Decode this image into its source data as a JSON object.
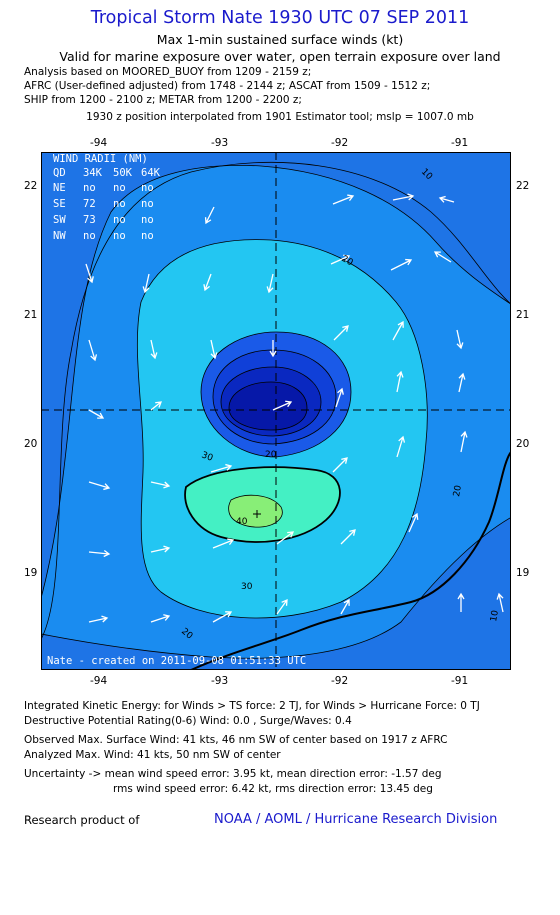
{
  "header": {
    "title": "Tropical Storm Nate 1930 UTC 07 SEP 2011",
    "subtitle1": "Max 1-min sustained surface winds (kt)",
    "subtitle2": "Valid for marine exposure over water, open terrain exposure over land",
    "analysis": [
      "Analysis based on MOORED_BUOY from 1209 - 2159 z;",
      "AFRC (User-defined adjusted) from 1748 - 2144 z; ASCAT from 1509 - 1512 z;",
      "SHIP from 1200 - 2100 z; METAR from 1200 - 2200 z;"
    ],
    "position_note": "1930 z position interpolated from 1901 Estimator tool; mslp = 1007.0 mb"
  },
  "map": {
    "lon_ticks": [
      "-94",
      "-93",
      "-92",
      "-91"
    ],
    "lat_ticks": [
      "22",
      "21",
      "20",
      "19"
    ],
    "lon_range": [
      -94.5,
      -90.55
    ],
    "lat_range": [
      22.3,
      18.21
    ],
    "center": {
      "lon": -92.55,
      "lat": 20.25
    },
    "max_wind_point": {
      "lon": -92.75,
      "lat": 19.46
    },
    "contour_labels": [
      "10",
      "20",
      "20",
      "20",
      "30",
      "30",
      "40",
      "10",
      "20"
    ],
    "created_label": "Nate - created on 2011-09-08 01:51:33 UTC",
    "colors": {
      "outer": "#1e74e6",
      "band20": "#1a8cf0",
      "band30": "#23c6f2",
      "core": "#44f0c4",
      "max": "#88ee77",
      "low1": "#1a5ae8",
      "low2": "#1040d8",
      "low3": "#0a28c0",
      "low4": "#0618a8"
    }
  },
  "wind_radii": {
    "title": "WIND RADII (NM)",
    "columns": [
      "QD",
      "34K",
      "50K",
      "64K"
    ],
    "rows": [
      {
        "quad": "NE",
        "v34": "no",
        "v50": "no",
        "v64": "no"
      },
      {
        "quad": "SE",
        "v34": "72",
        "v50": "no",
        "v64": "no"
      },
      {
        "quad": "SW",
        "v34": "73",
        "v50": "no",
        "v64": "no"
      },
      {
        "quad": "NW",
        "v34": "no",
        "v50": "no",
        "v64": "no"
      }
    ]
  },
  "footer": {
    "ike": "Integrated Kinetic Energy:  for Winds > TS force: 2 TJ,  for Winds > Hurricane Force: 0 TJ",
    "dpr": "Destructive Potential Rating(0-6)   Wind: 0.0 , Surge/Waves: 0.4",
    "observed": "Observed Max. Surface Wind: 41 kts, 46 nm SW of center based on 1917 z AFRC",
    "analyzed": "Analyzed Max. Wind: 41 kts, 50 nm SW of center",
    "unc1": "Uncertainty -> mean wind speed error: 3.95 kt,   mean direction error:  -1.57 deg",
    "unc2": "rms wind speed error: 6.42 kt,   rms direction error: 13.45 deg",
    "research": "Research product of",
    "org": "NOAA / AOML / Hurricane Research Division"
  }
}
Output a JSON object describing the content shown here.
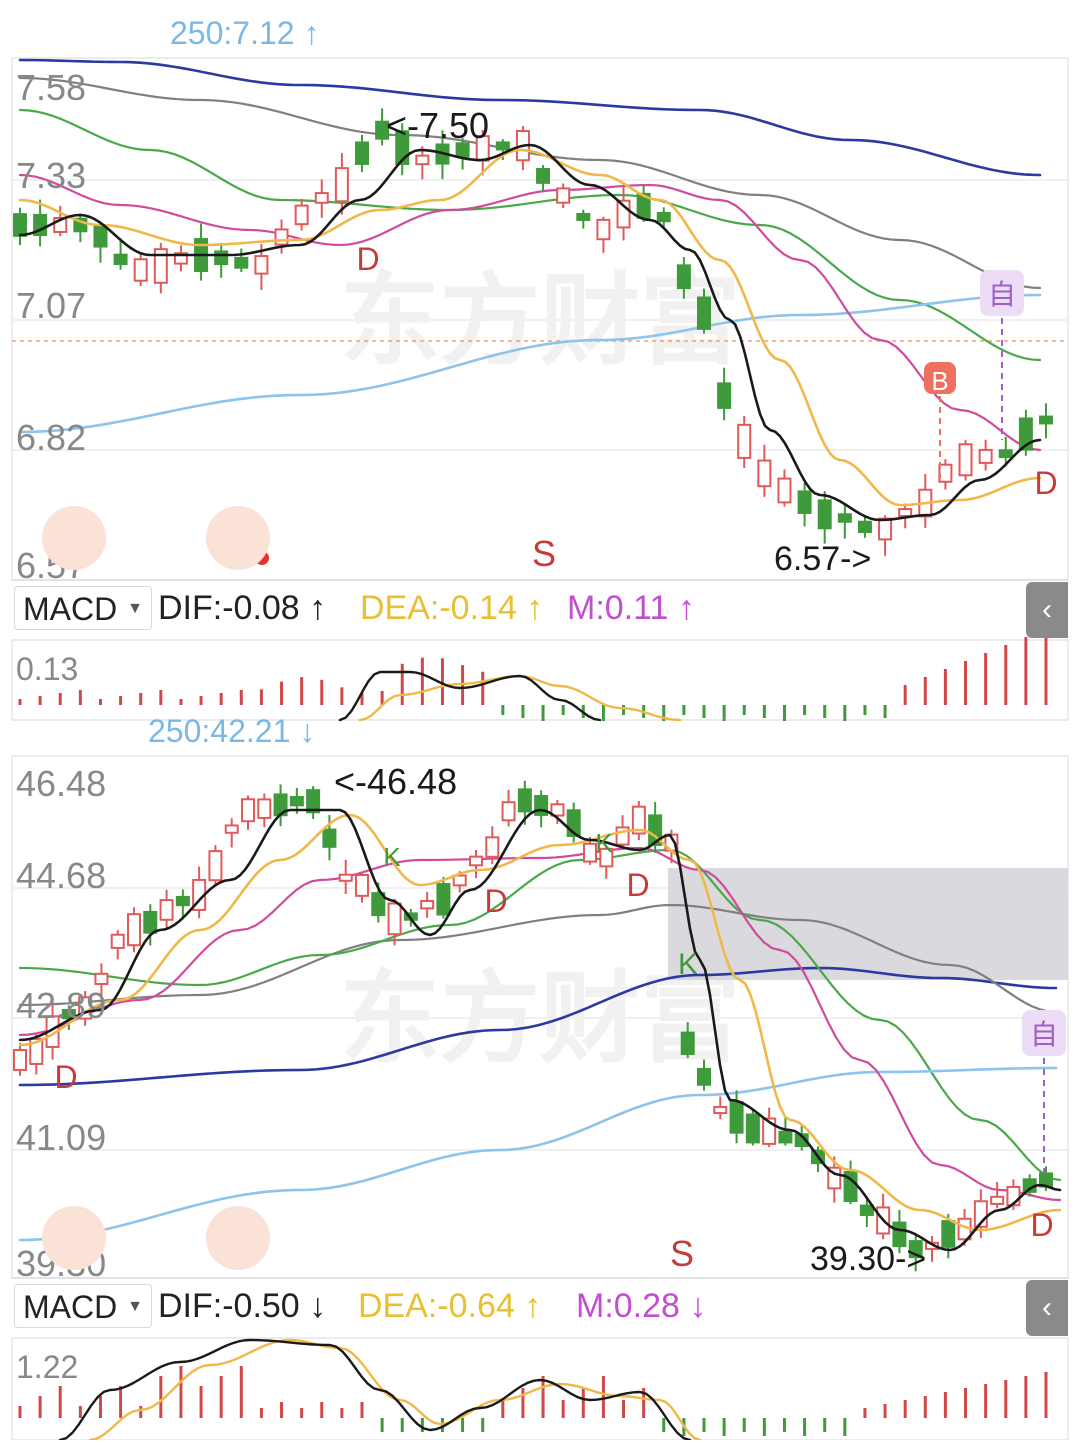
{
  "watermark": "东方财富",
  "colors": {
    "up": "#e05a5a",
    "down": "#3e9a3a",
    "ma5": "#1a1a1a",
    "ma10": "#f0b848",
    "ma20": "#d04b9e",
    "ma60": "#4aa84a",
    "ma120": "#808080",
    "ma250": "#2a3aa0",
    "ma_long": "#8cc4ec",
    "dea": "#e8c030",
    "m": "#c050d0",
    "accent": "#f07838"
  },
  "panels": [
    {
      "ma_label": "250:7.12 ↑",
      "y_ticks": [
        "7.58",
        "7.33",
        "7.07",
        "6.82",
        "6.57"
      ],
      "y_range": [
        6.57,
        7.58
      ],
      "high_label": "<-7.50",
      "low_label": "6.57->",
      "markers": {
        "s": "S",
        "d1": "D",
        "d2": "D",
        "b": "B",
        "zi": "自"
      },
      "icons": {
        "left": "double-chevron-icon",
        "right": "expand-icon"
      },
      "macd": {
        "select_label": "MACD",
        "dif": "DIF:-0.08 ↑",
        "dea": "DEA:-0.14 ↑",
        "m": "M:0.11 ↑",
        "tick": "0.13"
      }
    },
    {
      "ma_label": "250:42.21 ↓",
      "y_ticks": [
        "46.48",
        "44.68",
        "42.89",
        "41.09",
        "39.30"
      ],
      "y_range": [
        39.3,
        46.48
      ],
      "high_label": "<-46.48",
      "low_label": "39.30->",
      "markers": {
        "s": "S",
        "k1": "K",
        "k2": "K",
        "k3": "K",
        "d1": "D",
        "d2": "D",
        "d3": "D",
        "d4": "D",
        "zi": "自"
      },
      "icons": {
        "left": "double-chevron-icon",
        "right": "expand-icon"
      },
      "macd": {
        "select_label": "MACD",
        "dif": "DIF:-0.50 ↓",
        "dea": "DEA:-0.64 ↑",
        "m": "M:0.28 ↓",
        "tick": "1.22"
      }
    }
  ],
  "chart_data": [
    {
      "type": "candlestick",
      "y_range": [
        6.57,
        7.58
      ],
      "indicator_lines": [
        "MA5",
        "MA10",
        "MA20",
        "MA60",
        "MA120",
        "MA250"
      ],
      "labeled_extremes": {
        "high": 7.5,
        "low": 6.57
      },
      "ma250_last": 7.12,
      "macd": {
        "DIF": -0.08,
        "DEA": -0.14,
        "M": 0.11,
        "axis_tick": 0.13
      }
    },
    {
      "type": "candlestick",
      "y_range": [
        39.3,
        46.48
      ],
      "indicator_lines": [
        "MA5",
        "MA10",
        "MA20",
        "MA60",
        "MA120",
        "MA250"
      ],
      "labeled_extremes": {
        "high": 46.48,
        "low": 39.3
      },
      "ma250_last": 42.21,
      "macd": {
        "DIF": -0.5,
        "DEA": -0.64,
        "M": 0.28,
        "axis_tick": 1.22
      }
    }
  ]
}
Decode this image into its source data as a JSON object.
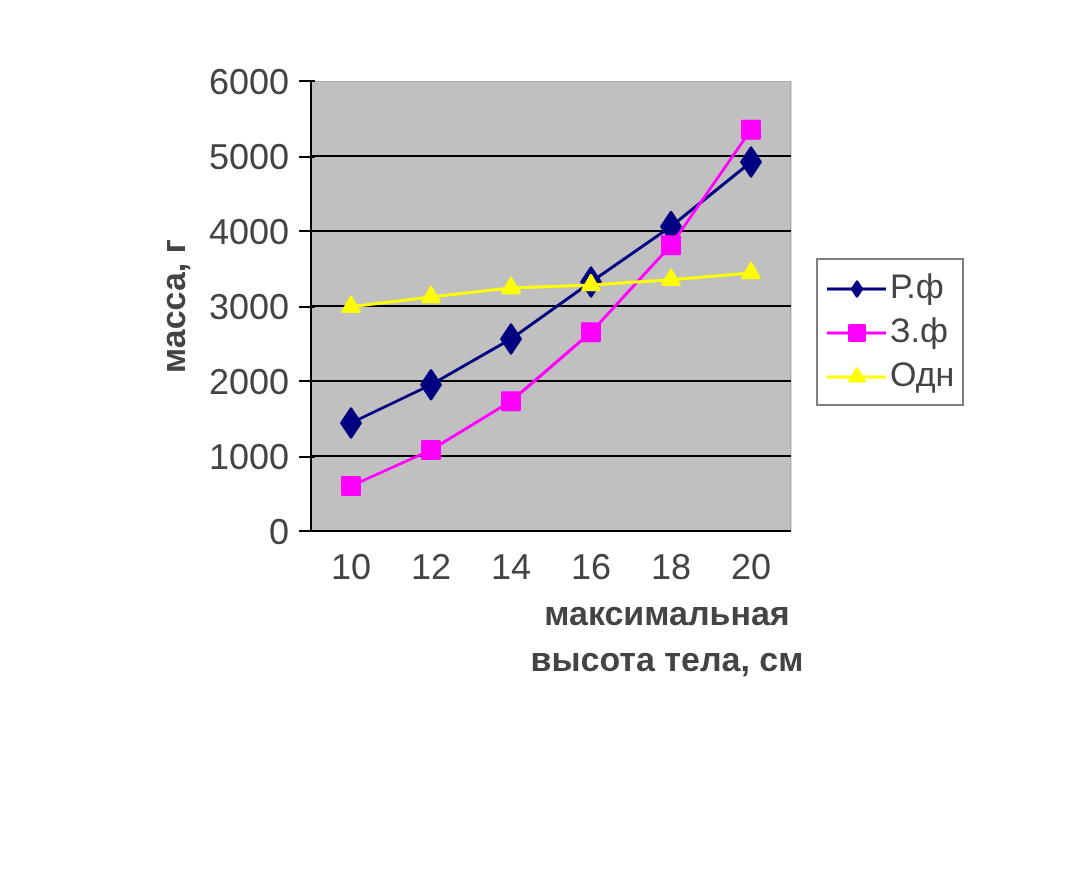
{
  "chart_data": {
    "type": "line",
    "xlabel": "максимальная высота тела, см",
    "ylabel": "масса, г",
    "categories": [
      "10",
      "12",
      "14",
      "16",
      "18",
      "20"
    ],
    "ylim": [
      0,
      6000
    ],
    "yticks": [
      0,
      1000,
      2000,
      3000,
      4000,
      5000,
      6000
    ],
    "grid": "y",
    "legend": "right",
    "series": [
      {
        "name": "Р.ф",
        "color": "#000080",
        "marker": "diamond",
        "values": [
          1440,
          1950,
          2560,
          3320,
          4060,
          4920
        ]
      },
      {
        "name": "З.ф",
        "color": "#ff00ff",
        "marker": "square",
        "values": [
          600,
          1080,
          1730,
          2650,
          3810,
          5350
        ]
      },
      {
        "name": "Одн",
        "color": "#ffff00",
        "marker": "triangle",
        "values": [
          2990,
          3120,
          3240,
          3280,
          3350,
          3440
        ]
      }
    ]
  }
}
....................
◆ WRITTEN TASK ◆
Will you set down the records word for word while leaving out every picture?

◆ FINISHED EXERCISE ◆
Decode this image into its source data as a JSON object.
{
  "header": {
    "title": "Tropical Storm Nate 1930 UTC 07 SEP 2011",
    "subtitle1": "Max 1-min sustained surface winds (kt)",
    "subtitle2": "Valid for marine exposure over water, open terrain exposure over land",
    "analysis": [
      "Analysis based on MOORED_BUOY from 1209 - 2159 z;",
      "AFRC (User-defined adjusted) from 1748 - 2144 z; ASCAT from 1509 - 1512 z;",
      "SHIP from 1200 - 2100 z; METAR from 1200 - 2200 z;"
    ],
    "position_note": "1930 z position interpolated from 1901 Estimator tool; mslp = 1007.0 mb"
  },
  "map": {
    "lon_ticks": [
      "-94",
      "-93",
      "-92",
      "-91"
    ],
    "lat_ticks": [
      "22",
      "21",
      "20",
      "19"
    ],
    "lon_range": [
      -94.5,
      -90.55
    ],
    "lat_range": [
      22.3,
      18.21
    ],
    "center": {
      "lon": -92.55,
      "lat": 20.25
    },
    "max_wind_point": {
      "lon": -92.75,
      "lat": 19.46
    },
    "contour_labels": [
      "10",
      "20",
      "20",
      "20",
      "30",
      "30",
      "40",
      "10",
      "20"
    ],
    "created_label": "Nate - created on 2011-09-08 01:51:33 UTC",
    "colors": {
      "outer": "#1e74e6",
      "band20": "#1a8cf0",
      "band30": "#23c6f2",
      "core": "#44f0c4",
      "max": "#88ee77",
      "low1": "#1a5ae8",
      "low2": "#1040d8",
      "low3": "#0a28c0",
      "low4": "#0618a8"
    }
  },
  "wind_radii": {
    "title": "WIND RADII (NM)",
    "columns": [
      "QD",
      "34K",
      "50K",
      "64K"
    ],
    "rows": [
      {
        "quad": "NE",
        "v34": "no",
        "v50": "no",
        "v64": "no"
      },
      {
        "quad": "SE",
        "v34": "72",
        "v50": "no",
        "v64": "no"
      },
      {
        "quad": "SW",
        "v34": "73",
        "v50": "no",
        "v64": "no"
      },
      {
        "quad": "NW",
        "v34": "no",
        "v50": "no",
        "v64": "no"
      }
    ]
  },
  "footer": {
    "ike": "Integrated Kinetic Energy:  for Winds > TS force: 2 TJ,  for Winds > Hurricane Force: 0 TJ",
    "dpr": "Destructive Potential Rating(0-6)   Wind: 0.0 , Surge/Waves: 0.4",
    "observed": "Observed Max. Surface Wind: 41 kts, 46 nm SW of center based on 1917 z AFRC",
    "analyzed": "Analyzed Max. Wind: 41 kts, 50 nm SW of center",
    "unc1": "Uncertainty -> mean wind speed error: 3.95 kt,   mean direction error:  -1.57 deg",
    "unc2": "rms wind speed error: 6.42 kt,   rms direction error: 13.45 deg",
    "research": "Research product of",
    "org": "NOAA / AOML / Hurricane Research Division"
  }
}
Output a JSON object describing the content shown here.
{
  "watermark": "东方财富",
  "colors": {
    "up": "#e05a5a",
    "down": "#3e9a3a",
    "ma5": "#1a1a1a",
    "ma10": "#f0b848",
    "ma20": "#d04b9e",
    "ma60": "#4aa84a",
    "ma120": "#808080",
    "ma250": "#2a3aa0",
    "ma_long": "#8cc4ec",
    "dea": "#e8c030",
    "m": "#c050d0",
    "accent": "#f07838"
  },
  "panels": [
    {
      "ma_label": "250:7.12 ↑",
      "y_ticks": [
        "7.58",
        "7.33",
        "7.07",
        "6.82",
        "6.57"
      ],
      "y_range": [
        6.57,
        7.58
      ],
      "high_label": "<-7.50",
      "low_label": "6.57->",
      "markers": {
        "s": "S",
        "d1": "D",
        "d2": "D",
        "b": "B",
        "zi": "自"
      },
      "icons": {
        "left": "double-chevron-icon",
        "right": "expand-icon"
      },
      "macd": {
        "select_label": "MACD",
        "dif": "DIF:-0.08 ↑",
        "dea": "DEA:-0.14 ↑",
        "m": "M:0.11 ↑",
        "tick": "0.13"
      }
    },
    {
      "ma_label": "250:42.21 ↓",
      "y_ticks": [
        "46.48",
        "44.68",
        "42.89",
        "41.09",
        "39.30"
      ],
      "y_range": [
        39.3,
        46.48
      ],
      "high_label": "<-46.48",
      "low_label": "39.30->",
      "markers": {
        "s": "S",
        "k1": "K",
        "k2": "K",
        "k3": "K",
        "d1": "D",
        "d2": "D",
        "d3": "D",
        "d4": "D",
        "zi": "自"
      },
      "icons": {
        "left": "double-chevron-icon",
        "right": "expand-icon"
      },
      "macd": {
        "select_label": "MACD",
        "dif": "DIF:-0.50 ↓",
        "dea": "DEA:-0.64 ↑",
        "m": "M:0.28 ↓",
        "tick": "1.22"
      }
    }
  ],
  "chart_data": [
    {
      "type": "candlestick",
      "y_range": [
        6.57,
        7.58
      ],
      "indicator_lines": [
        "MA5",
        "MA10",
        "MA20",
        "MA60",
        "MA120",
        "MA250"
      ],
      "labeled_extremes": {
        "high": 7.5,
        "low": 6.57
      },
      "ma250_last": 7.12,
      "macd": {
        "DIF": -0.08,
        "DEA": -0.14,
        "M": 0.11,
        "axis_tick": 0.13
      }
    },
    {
      "type": "candlestick",
      "y_range": [
        39.3,
        46.48
      ],
      "indicator_lines": [
        "MA5",
        "MA10",
        "MA20",
        "MA60",
        "MA120",
        "MA250"
      ],
      "labeled_extremes": {
        "high": 46.48,
        "low": 39.3
      },
      "ma250_last": 42.21,
      "macd": {
        "DIF": -0.5,
        "DEA": -0.64,
        "M": 0.28,
        "axis_tick": 1.22
      }
    }
  ]
}
Decode this image into its source data as a JSON object.
{
  "chart_data": {
    "type": "line",
    "xlabel": "максимальная высота тела, см",
    "ylabel": "масса, г",
    "categories": [
      "10",
      "12",
      "14",
      "16",
      "18",
      "20"
    ],
    "ylim": [
      0,
      6000
    ],
    "yticks": [
      0,
      1000,
      2000,
      3000,
      4000,
      5000,
      6000
    ],
    "grid": "y",
    "legend": "right",
    "series": [
      {
        "name": "Р.ф",
        "color": "#000080",
        "marker": "diamond",
        "values": [
          1440,
          1950,
          2560,
          3320,
          4060,
          4920
        ]
      },
      {
        "name": "З.ф",
        "color": "#ff00ff",
        "marker": "square",
        "values": [
          600,
          1080,
          1730,
          2650,
          3810,
          5350
        ]
      },
      {
        "name": "Одн",
        "color": "#ffff00",
        "marker": "triangle",
        "values": [
          2990,
          3120,
          3240,
          3280,
          3350,
          3440
        ]
      }
    ]
  }
}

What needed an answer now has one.